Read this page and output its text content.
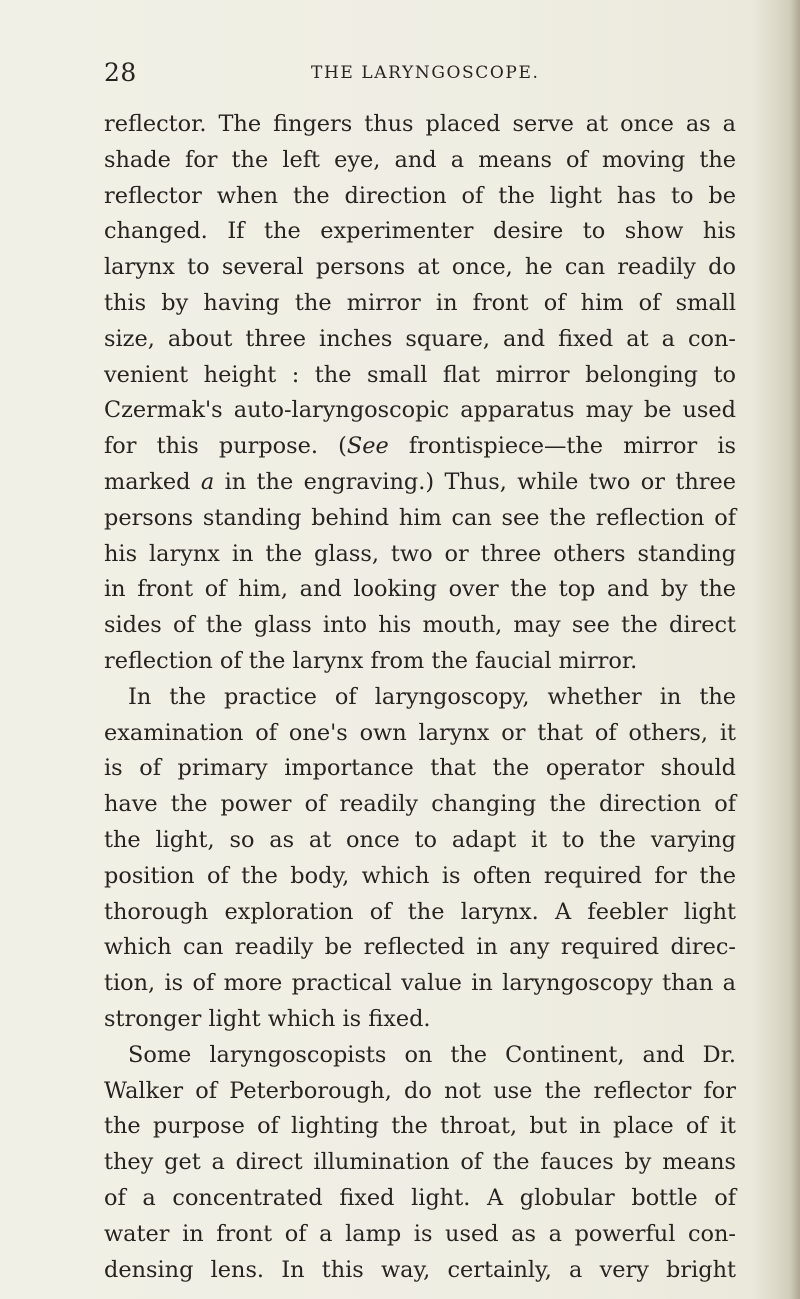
28	THE LARYNGOSCOPE.
reflector. The fingers thus placed serve at once as a
shade for the left eye, and a means of moving the
reflector when the direction of the light has to be
changed. If the experimenter desire to show his
larynx to several persons at once, he can readily do
this by having the mirror in front of him of small
size, about three inches square, and fixed at a con-
venient height : the small flat mirror belonging to
Czermak's auto-laryngoscopic apparatus may be used
for this purpose. (See frontispiece—the mirror is
marked a in the engraving.) Thus, while two or three
persons standing behind him can see the reflection of
his larynx in the glass, two or three others standing
in front of him, and looking over the top and by the
sides of the glass into his mouth, may see the direct
reflection of the larynx from the faucial mirror.
In the practice of laryngoscopy, whether in the
examination of one's own larynx or that of others, it
is of primary importance that the operator should
have the power of readily changing the direction of
the light, so as at once to adapt it to the varying
position of the body, which is often required for the
thorough exploration of the larynx. A feebler light
which can readily be reflected in any required direc-
tion, is of more practical value in laryngoscopy than a
stronger light which is fixed.
Some laryngoscopists on the Continent, and Dr.
Walker of Peterborough, do not use the reflector for
the purpose of lighting the throat, but in place of it
they get a direct illumination of the fauces by means
of a concentrated fixed light. A globular bottle of
water in front of a lamp is used as a powerful con-
densing lens. In this way, certainly, a very bright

> _Requirement_
Using the material above, report each line where "standing" occurs.

> _Output of the exercise_
persons standing behind him can see the reflection of
his larynx in the glass, two or three others standing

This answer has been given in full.